● Direction
Filter the entries that follow, copying every line in which the word "Decompaction" appears.

* Start Data provided *

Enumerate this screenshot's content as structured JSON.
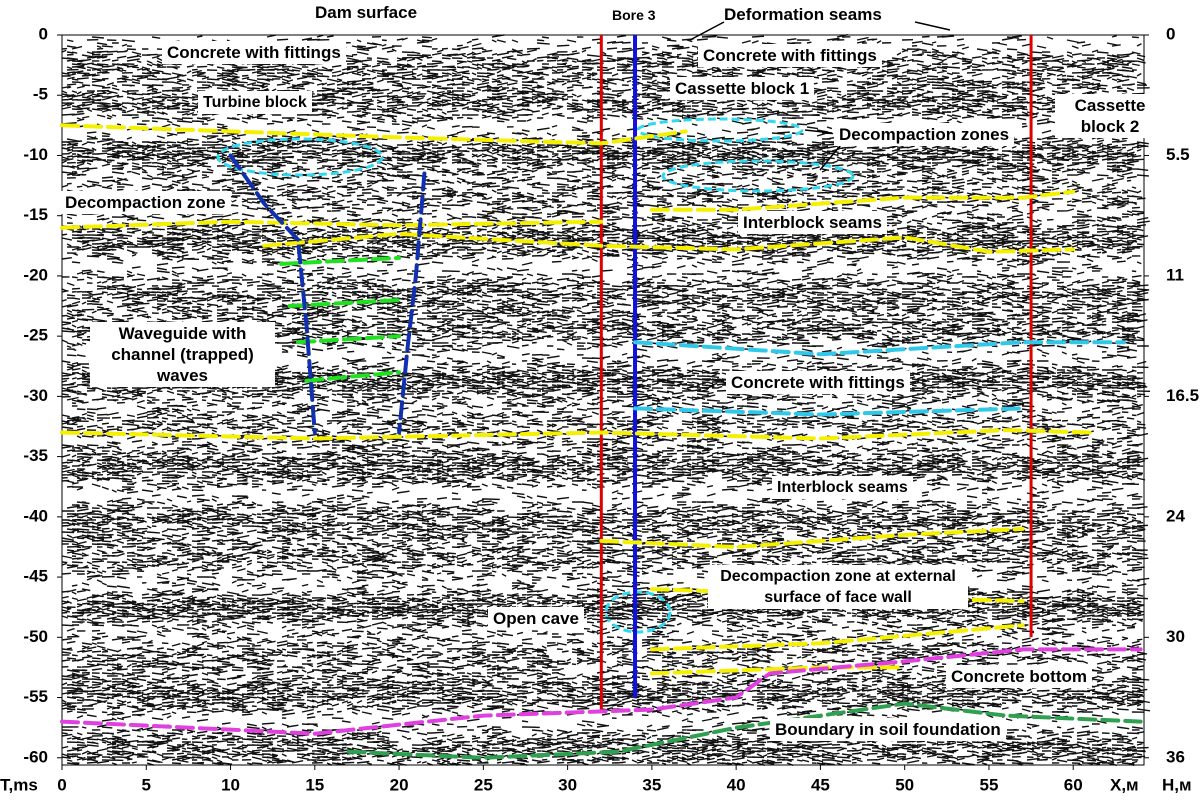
{
  "chart_data": {
    "type": "seismic-section",
    "xlabel": "X,м",
    "ylabel": "T,ms",
    "y2label": "H,м",
    "xlim": [
      0,
      64.2
    ],
    "ylim": [
      -60.6,
      0
    ],
    "xticks": [
      0,
      5,
      10,
      15,
      20,
      25,
      30,
      35,
      40,
      45,
      50,
      55,
      60
    ],
    "yticks": [
      0,
      -5,
      -10,
      -15,
      -20,
      -25,
      -30,
      -35,
      -40,
      -45,
      -50,
      -55,
      -60
    ],
    "h_axis": [
      {
        "t": 0,
        "h": 0
      },
      {
        "t": -10,
        "h": 5.5
      },
      {
        "t": -20,
        "h": 11
      },
      {
        "t": -30,
        "h": 16.5
      },
      {
        "t": -40,
        "h": 24
      },
      {
        "t": -50,
        "h": 30
      },
      {
        "t": -60,
        "h": 36
      }
    ],
    "verticals": [
      {
        "color": "#e00000",
        "x": 32,
        "y": [
          0,
          -56
        ]
      },
      {
        "color": "#1010e0",
        "x": 34,
        "y": [
          0,
          -55
        ]
      },
      {
        "color": "#e00000",
        "x": 57.5,
        "y": [
          0,
          -50
        ]
      }
    ],
    "series": [
      {
        "color": "#f5f000",
        "x": [
          0,
          10,
          20,
          32,
          37
        ],
        "y": [
          -7.5,
          -8,
          -8.5,
          -9,
          -8
        ]
      },
      {
        "color": "#f5f000",
        "x": [
          0,
          10,
          20,
          32
        ],
        "y": [
          -16,
          -15.5,
          -15.8,
          -15.5
        ]
      },
      {
        "color": "#f5f000",
        "x": [
          35,
          40,
          50,
          57,
          60
        ],
        "y": [
          -14.5,
          -14.5,
          -13.5,
          -13.5,
          -13
        ]
      },
      {
        "color": "#f5f000",
        "x": [
          12,
          20,
          32,
          40,
          50,
          55,
          60
        ],
        "y": [
          -17.5,
          -16.5,
          -17.5,
          -17.8,
          -16.8,
          -18,
          -17.8
        ]
      },
      {
        "color": "#f5f000",
        "x": [
          0,
          15,
          32,
          45,
          56,
          61
        ],
        "y": [
          -33,
          -33.5,
          -33,
          -33.5,
          -32.8,
          -33
        ]
      },
      {
        "color": "#f5f000",
        "x": [
          32,
          40,
          50,
          57
        ],
        "y": [
          -42,
          -42.5,
          -41.5,
          -41
        ]
      },
      {
        "color": "#f5f000",
        "x": [
          35,
          45,
          57
        ],
        "y": [
          -46,
          -46.5,
          -47
        ]
      },
      {
        "color": "#f5f000",
        "x": [
          35,
          45,
          57
        ],
        "y": [
          -51,
          -50.5,
          -49
        ]
      },
      {
        "color": "#f5f000",
        "x": [
          35,
          45,
          50
        ],
        "y": [
          -53,
          -52.5,
          -52.5
        ]
      },
      {
        "color": "#e040e0",
        "x": [
          0,
          15,
          25,
          35,
          40,
          42,
          50,
          57,
          64
        ],
        "y": [
          -57,
          -58,
          -56.5,
          -56,
          -55,
          -53,
          -52,
          -51,
          -51
        ]
      },
      {
        "color": "#2ea050",
        "x": [
          17,
          25,
          33,
          40,
          50,
          56,
          64
        ],
        "y": [
          -59.5,
          -60,
          -59.5,
          -57.5,
          -55.5,
          -56.5,
          -57
        ]
      },
      {
        "color": "#30c8e8",
        "x": [
          34,
          45,
          57,
          63
        ],
        "y": [
          -25.5,
          -26.5,
          -25.5,
          -25.5
        ]
      },
      {
        "color": "#30c8e8",
        "x": [
          34,
          45,
          57
        ],
        "y": [
          -31,
          -31.5,
          -31
        ]
      },
      {
        "color": "#20e020",
        "x": [
          13,
          20
        ],
        "y": [
          -19,
          -18.5
        ]
      },
      {
        "color": "#20e020",
        "x": [
          13.5,
          20
        ],
        "y": [
          -22.5,
          -22
        ]
      },
      {
        "color": "#20e020",
        "x": [
          14,
          20
        ],
        "y": [
          -25.5,
          -25
        ]
      },
      {
        "color": "#20e020",
        "x": [
          14.5,
          20
        ],
        "y": [
          -28.7,
          -28
        ]
      },
      {
        "color": "#1030b0",
        "x": [
          10,
          12,
          14,
          14.5,
          15
        ],
        "y": [
          -10,
          -14,
          -17,
          -24,
          -33
        ]
      },
      {
        "color": "#1030b0",
        "x": [
          21.5,
          21,
          20.5,
          20
        ],
        "y": [
          -11.5,
          -20,
          -26,
          -33
        ]
      }
    ],
    "annotations": [
      "Dam surface",
      "Bore 3",
      "Deformation seams",
      "Concrete with fittings",
      "Concrete with fittings",
      "Turbine block",
      "Cassette block 1",
      "Cassette block 2",
      "Decompaction zones",
      "Decompaction zone",
      "Interblock seams",
      "Waveguide with channel (trapped) waves",
      "Concrete with fittings",
      "Interblock seams",
      "Decompaction zone at external surface of face wall",
      "Open cave",
      "Concrete bottom",
      "Boundary in soil foundation"
    ]
  }
}
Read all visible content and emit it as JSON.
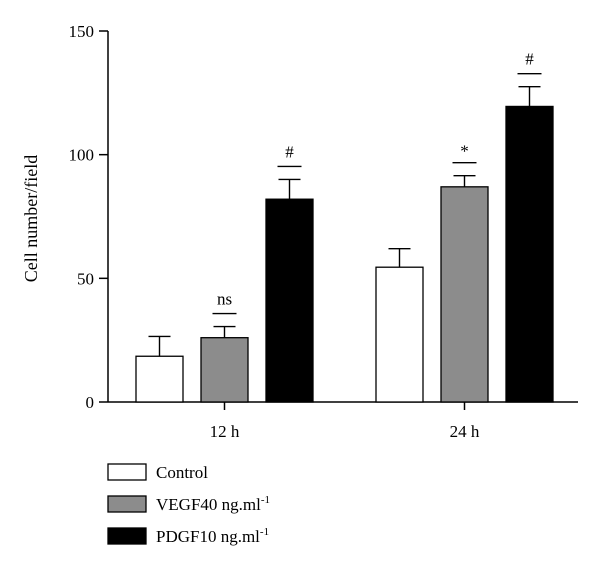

* End Data provided *

● Finished task
      "Decompaction zones",
      "Decompaction zone",
      "Decompaction zone at external surface of face wall",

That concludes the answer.